> **REQUIREMENTS**
What you return should match every record exactly, with the images removed.

[START PROVIDED RECORDS]

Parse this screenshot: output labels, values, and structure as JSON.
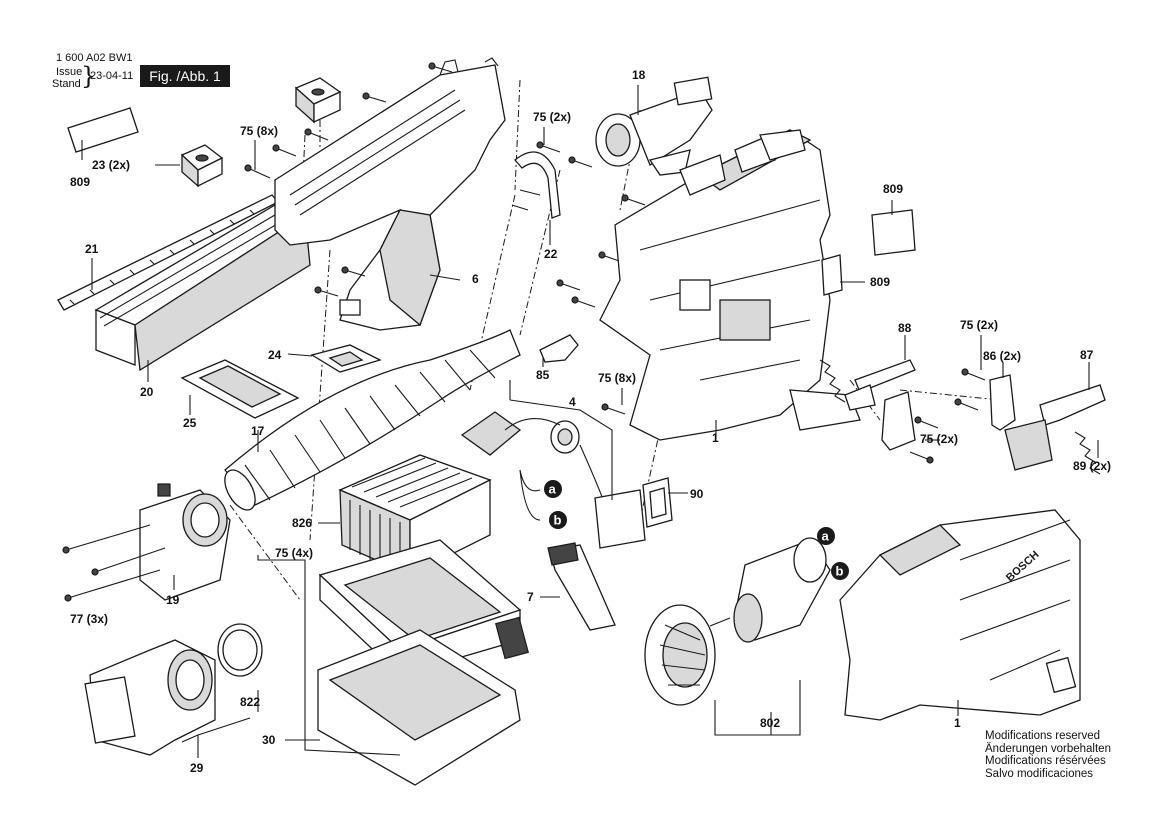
{
  "header": {
    "doc_number": "1 600 A02 BW1",
    "issue_label": "Issue",
    "stand_label": "Stand",
    "date": "23-04-11",
    "figure_label": "Fig. /Abb. 1"
  },
  "callouts": {
    "c809a": "809",
    "c23": "23 (2x)",
    "c75_8x_top": "75 (8x)",
    "c21": "21",
    "c20": "20",
    "c6": "6",
    "c75_2x_top": "75 (2x)",
    "c22": "22",
    "c18": "18",
    "c809b": "809",
    "c809c": "809",
    "c88": "88",
    "c75_2x_right": "75 (2x)",
    "c86": "86 (2x)",
    "c87": "87",
    "c24": "24",
    "c25": "25",
    "c85": "85",
    "c75_8x_mid": "75 (8x)",
    "c4": "4",
    "c1_housing": "1",
    "c75_2x_lower": "75 (2x)",
    "c89": "89 (2x)",
    "c17": "17",
    "c90": "90",
    "c826": "826",
    "c75_4x": "75 (4x)",
    "c7": "7",
    "c19": "19",
    "c77": "77 (3x)",
    "c822": "822",
    "c29": "29",
    "c30": "30",
    "c802": "802",
    "c1_cover": "1"
  },
  "markers": {
    "a": "a",
    "b": "b"
  },
  "brand_text": "BOSCH",
  "notes": [
    "Modifications reserved",
    "Änderungen vorbehalten",
    "Modifications résérvées",
    "Salvo modificaciones"
  ]
}
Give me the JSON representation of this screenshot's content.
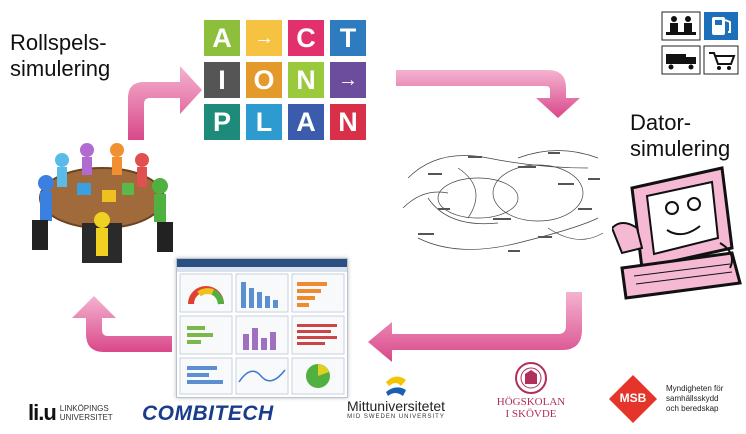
{
  "labels": {
    "roleplay_line1": "Rollspels-",
    "roleplay_line2": "simulering",
    "computer_line1": "Dator-",
    "computer_line2": "simulering"
  },
  "action_plan": {
    "row1": [
      "A",
      "→",
      "C",
      "T"
    ],
    "row2": [
      "I",
      "O",
      "N",
      "→"
    ],
    "row3": [
      "P",
      "L",
      "A",
      "N"
    ],
    "colors": [
      "#8dbe3c",
      "#e39a2b",
      "#2e9bd0",
      "#e1306c",
      "#6c4d9d",
      "#1e8a7a",
      "#3b5cad"
    ]
  },
  "logos": {
    "liu_mark": "li.u",
    "liu_line1": "LINKÖPINGS",
    "liu_line2": "UNIVERSITET",
    "combitech": "COMBITECH",
    "miun_name": "Mittuniversitetet",
    "miun_sub": "MID SWEDEN UNIVERSITY",
    "hs_line1": "HÖGSKOLAN",
    "hs_line2": "I SKÖVDE",
    "msb_mark": "MSB",
    "msb_line1": "Myndigheten för",
    "msb_line2": "samhällsskydd",
    "msb_line3": "och beredskap"
  },
  "colors": {
    "arrow": "#e0609a",
    "arrow_light": "#f2a6c8"
  }
}
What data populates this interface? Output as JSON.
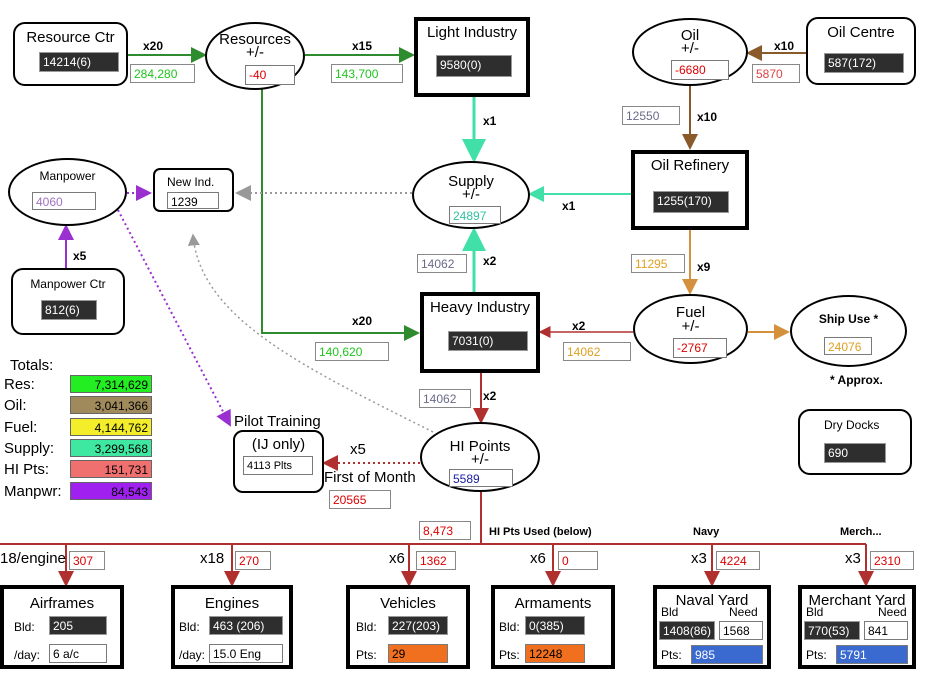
{
  "colors": {
    "green": "#2e8b2e",
    "cyan": "#40e0a8",
    "brown": "#8b5a2b",
    "orange": "#d4903c",
    "red": "#b03030",
    "purple": "#9b30d0",
    "gray": "#999999",
    "gray_text": "#6a6a8a",
    "green_text": "#1fc41f",
    "red_text": "#dd0000",
    "orange_text": "#e0a020"
  },
  "nodes": {
    "resource_ctr": {
      "title": "Resource Ctr",
      "value": "14214(6)"
    },
    "resources": {
      "title": "Resources",
      "sub": "+/-",
      "value": "-40"
    },
    "light_industry": {
      "title": "Light Industry",
      "value": "9580(0)"
    },
    "oil": {
      "title": "Oil",
      "sub": "+/-",
      "value": "-6680"
    },
    "oil_centre": {
      "title": "Oil Centre",
      "value": "587(172)"
    },
    "manpower": {
      "title": "Manpower",
      "value": "4060"
    },
    "new_ind": {
      "title": "New Ind.",
      "value": "1239"
    },
    "supply": {
      "title": "Supply",
      "sub": "+/-",
      "value": "24897"
    },
    "oil_refinery": {
      "title": "Oil Refinery",
      "value": "1255(170)"
    },
    "manpower_ctr": {
      "title": "Manpower Ctr",
      "value": "812(6)"
    },
    "heavy_industry": {
      "title": "Heavy Industry",
      "value": "7031(0)"
    },
    "fuel": {
      "title": "Fuel",
      "sub": "+/-",
      "value": "-2767"
    },
    "ship_use": {
      "title": "Ship Use *",
      "value": "24076",
      "note": "* Approx."
    },
    "dry_docks": {
      "title": "Dry Docks",
      "value": "690"
    },
    "pilot_training": {
      "title": "Pilot Training",
      "sub": "(IJ only)",
      "value": "4113 Plts"
    },
    "hi_points": {
      "title": "HI Points",
      "sub": "+/-",
      "value": "5589"
    }
  },
  "flow_labels": {
    "rc_res_mult": "x20",
    "rc_res_val": "284,280",
    "res_li_mult": "x15",
    "res_li_val": "143,700",
    "oc_oil_mult": "x10",
    "oc_oil_val": "5870",
    "oil_ref_val": "12550",
    "oil_ref_mult": "x10",
    "li_sup_mult": "x1",
    "ref_sup_mult": "x1",
    "mpc_mp_mult": "x5",
    "hi_sup_val": "14062",
    "hi_sup_mult": "x2",
    "ref_fuel_val": "11295",
    "ref_fuel_mult": "x9",
    "res_hi_mult": "x20",
    "res_hi_val": "140,620",
    "fuel_hi_mult": "x2",
    "fuel_hi_val": "14062",
    "hi_hip_val": "14062",
    "hi_hip_mult": "x2",
    "hip_pilot_mult": "x5",
    "first_of_month": "First of Month",
    "first_of_month_val": "20565",
    "hi_used_val": "8,473",
    "hi_used_label": "HI Pts Used (below)",
    "navy_label": "Navy",
    "merch_label": "Merch..."
  },
  "totals": {
    "title": "Totals:",
    "rows": [
      {
        "label": "Res:",
        "value": "7,314,629",
        "color": "#22ee22"
      },
      {
        "label": "Oil:",
        "value": "3,041,366",
        "color": "#a08a5c"
      },
      {
        "label": "Fuel:",
        "value": "4,144,762",
        "color": "#f4ee2a"
      },
      {
        "label": "Supply:",
        "value": "3,299,568",
        "color": "#3ee8a0"
      },
      {
        "label": "HI Pts:",
        "value": "151,731",
        "color": "#f07070"
      },
      {
        "label": "Manpwr:",
        "value": "84,543",
        "color": "#a020f0"
      }
    ]
  },
  "production": {
    "airframes": {
      "mult": "18/engine",
      "input": "307",
      "title": "Airframes",
      "row1_label": "Bld:",
      "row1_value": "205",
      "row2_label": "/day:",
      "row2_value": "6 a/c"
    },
    "engines": {
      "mult": "x18",
      "input": "270",
      "title": "Engines",
      "row1_label": "Bld:",
      "row1_value": "463 (206)",
      "row2_label": "/day:",
      "row2_value": "15.0 Eng"
    },
    "vehicles": {
      "mult": "x6",
      "input": "1362",
      "title": "Vehicles",
      "row1_label": "Bld:",
      "row1_value": "227(203)",
      "row2_label": "Pts:",
      "row2_value": "29"
    },
    "armaments": {
      "mult": "x6",
      "input": "0",
      "title": "Armaments",
      "row1_label": "Bld:",
      "row1_value": "0(385)",
      "row2_label": "Pts:",
      "row2_value": "12248"
    },
    "naval_yard": {
      "mult": "x3",
      "input": "4224",
      "title": "Naval Yard",
      "bld_label": "Bld",
      "need_label": "Need",
      "bld_value": "1408(86)",
      "need_value": "1568",
      "pts_label": "Pts:",
      "pts_value": "985"
    },
    "merchant_yard": {
      "mult": "x3",
      "input": "2310",
      "title": "Merchant Yard",
      "bld_label": "Bld",
      "need_label": "Need",
      "bld_value": "770(53)",
      "need_value": "841",
      "pts_label": "Pts:",
      "pts_value": "5791"
    }
  }
}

[END PROVIDED RECORDS]

> **RESULT OF THE EXERCISE**
Parse this screenshot: output labels, values, and structure as JSON.
{
  "header": {
    "doc_number": "1 600 A02 BW1",
    "issue_label": "Issue",
    "stand_label": "Stand",
    "date": "23-04-11",
    "figure_label": "Fig. /Abb. 1"
  },
  "callouts": {
    "c809a": "809",
    "c23": "23 (2x)",
    "c75_8x_top": "75 (8x)",
    "c21": "21",
    "c20": "20",
    "c6": "6",
    "c75_2x_top": "75 (2x)",
    "c22": "22",
    "c18": "18",
    "c809b": "809",
    "c809c": "809",
    "c88": "88",
    "c75_2x_right": "75 (2x)",
    "c86": "86 (2x)",
    "c87": "87",
    "c24": "24",
    "c25": "25",
    "c85": "85",
    "c75_8x_mid": "75 (8x)",
    "c4": "4",
    "c1_housing": "1",
    "c75_2x_lower": "75 (2x)",
    "c89": "89 (2x)",
    "c17": "17",
    "c90": "90",
    "c826": "826",
    "c75_4x": "75 (4x)",
    "c7": "7",
    "c19": "19",
    "c77": "77 (3x)",
    "c822": "822",
    "c29": "29",
    "c30": "30",
    "c802": "802",
    "c1_cover": "1"
  },
  "markers": {
    "a": "a",
    "b": "b"
  },
  "brand_text": "BOSCH",
  "notes": [
    "Modifications reserved",
    "Änderungen vorbehalten",
    "Modifications résérvées",
    "Salvo modificaciones"
  ]
}
Give me the JSON representation of this screenshot's content.
{
  "labels": {
    "roleplay_line1": "Rollspels-",
    "roleplay_line2": "simulering",
    "computer_line1": "Dator-",
    "computer_line2": "simulering"
  },
  "action_plan": {
    "row1": [
      "A",
      "→",
      "C",
      "T"
    ],
    "row2": [
      "I",
      "O",
      "N",
      "→"
    ],
    "row3": [
      "P",
      "L",
      "A",
      "N"
    ],
    "colors": [
      "#8dbe3c",
      "#e39a2b",
      "#2e9bd0",
      "#e1306c",
      "#6c4d9d",
      "#1e8a7a",
      "#3b5cad"
    ]
  },
  "logos": {
    "liu_mark": "li.u",
    "liu_line1": "LINKÖPINGS",
    "liu_line2": "UNIVERSITET",
    "combitech": "COMBITECH",
    "miun_name": "Mittuniversitetet",
    "miun_sub": "MID SWEDEN UNIVERSITY",
    "hs_line1": "HÖGSKOLAN",
    "hs_line2": "I SKÖVDE",
    "msb_mark": "MSB",
    "msb_line1": "Myndigheten för",
    "msb_line2": "samhällsskydd",
    "msb_line3": "och beredskap"
  },
  "colors": {
    "arrow": "#e0609a",
    "arrow_light": "#f2a6c8"
  }
}
What data populates this interface? Output as JSON.
{
  "colors": {
    "green": "#2e8b2e",
    "cyan": "#40e0a8",
    "brown": "#8b5a2b",
    "orange": "#d4903c",
    "red": "#b03030",
    "purple": "#9b30d0",
    "gray": "#999999",
    "gray_text": "#6a6a8a",
    "green_text": "#1fc41f",
    "red_text": "#dd0000",
    "orange_text": "#e0a020"
  },
  "nodes": {
    "resource_ctr": {
      "title": "Resource Ctr",
      "value": "14214(6)"
    },
    "resources": {
      "title": "Resources",
      "sub": "+/-",
      "value": "-40"
    },
    "light_industry": {
      "title": "Light Industry",
      "value": "9580(0)"
    },
    "oil": {
      "title": "Oil",
      "sub": "+/-",
      "value": "-6680"
    },
    "oil_centre": {
      "title": "Oil Centre",
      "value": "587(172)"
    },
    "manpower": {
      "title": "Manpower",
      "value": "4060"
    },
    "new_ind": {
      "title": "New Ind.",
      "value": "1239"
    },
    "supply": {
      "title": "Supply",
      "sub": "+/-",
      "value": "24897"
    },
    "oil_refinery": {
      "title": "Oil Refinery",
      "value": "1255(170)"
    },
    "manpower_ctr": {
      "title": "Manpower Ctr",
      "value": "812(6)"
    },
    "heavy_industry": {
      "title": "Heavy Industry",
      "value": "7031(0)"
    },
    "fuel": {
      "title": "Fuel",
      "sub": "+/-",
      "value": "-2767"
    },
    "ship_use": {
      "title": "Ship Use *",
      "value": "24076",
      "note": "* Approx."
    },
    "dry_docks": {
      "title": "Dry Docks",
      "value": "690"
    },
    "pilot_training": {
      "title": "Pilot Training",
      "sub": "(IJ only)",
      "value": "4113 Plts"
    },
    "hi_points": {
      "title": "HI Points",
      "sub": "+/-",
      "value": "5589"
    }
  },
  "flow_labels": {
    "rc_res_mult": "x20",
    "rc_res_val": "284,280",
    "res_li_mult": "x15",
    "res_li_val": "143,700",
    "oc_oil_mult": "x10",
    "oc_oil_val": "5870",
    "oil_ref_val": "12550",
    "oil_ref_mult": "x10",
    "li_sup_mult": "x1",
    "ref_sup_mult": "x1",
    "mpc_mp_mult": "x5",
    "hi_sup_val": "14062",
    "hi_sup_mult": "x2",
    "ref_fuel_val": "11295",
    "ref_fuel_mult": "x9",
    "res_hi_mult": "x20",
    "res_hi_val": "140,620",
    "fuel_hi_mult": "x2",
    "fuel_hi_val": "14062",
    "hi_hip_val": "14062",
    "hi_hip_mult": "x2",
    "hip_pilot_mult": "x5",
    "first_of_month": "First of Month",
    "first_of_month_val": "20565",
    "hi_used_val": "8,473",
    "hi_used_label": "HI Pts Used (below)",
    "navy_label": "Navy",
    "merch_label": "Merch..."
  },
  "totals": {
    "title": "Totals:",
    "rows": [
      {
        "label": "Res:",
        "value": "7,314,629",
        "color": "#22ee22"
      },
      {
        "label": "Oil:",
        "value": "3,041,366",
        "color": "#a08a5c"
      },
      {
        "label": "Fuel:",
        "value": "4,144,762",
        "color": "#f4ee2a"
      },
      {
        "label": "Supply:",
        "value": "3,299,568",
        "color": "#3ee8a0"
      },
      {
        "label": "HI Pts:",
        "value": "151,731",
        "color": "#f07070"
      },
      {
        "label": "Manpwr:",
        "value": "84,543",
        "color": "#a020f0"
      }
    ]
  },
  "production": {
    "airframes": {
      "mult": "18/engine",
      "input": "307",
      "title": "Airframes",
      "row1_label": "Bld:",
      "row1_value": "205",
      "row2_label": "/day:",
      "row2_value": "6 a/c"
    },
    "engines": {
      "mult": "x18",
      "input": "270",
      "title": "Engines",
      "row1_label": "Bld:",
      "row1_value": "463 (206)",
      "row2_label": "/day:",
      "row2_value": "15.0 Eng"
    },
    "vehicles": {
      "mult": "x6",
      "input": "1362",
      "title": "Vehicles",
      "row1_label": "Bld:",
      "row1_value": "227(203)",
      "row2_label": "Pts:",
      "row2_value": "29"
    },
    "armaments": {
      "mult": "x6",
      "input": "0",
      "title": "Armaments",
      "row1_label": "Bld:",
      "row1_value": "0(385)",
      "row2_label": "Pts:",
      "row2_value": "12248"
    },
    "naval_yard": {
      "mult": "x3",
      "input": "4224",
      "title": "Naval Yard",
      "bld_label": "Bld",
      "need_label": "Need",
      "bld_value": "1408(86)",
      "need_value": "1568",
      "pts_label": "Pts:",
      "pts_value": "985"
    },
    "merchant_yard": {
      "mult": "x3",
      "input": "2310",
      "title": "Merchant Yard",
      "bld_label": "Bld",
      "need_label": "Need",
      "bld_value": "770(53)",
      "need_value": "841",
      "pts_label": "Pts:",
      "pts_value": "5791"
    }
  }
}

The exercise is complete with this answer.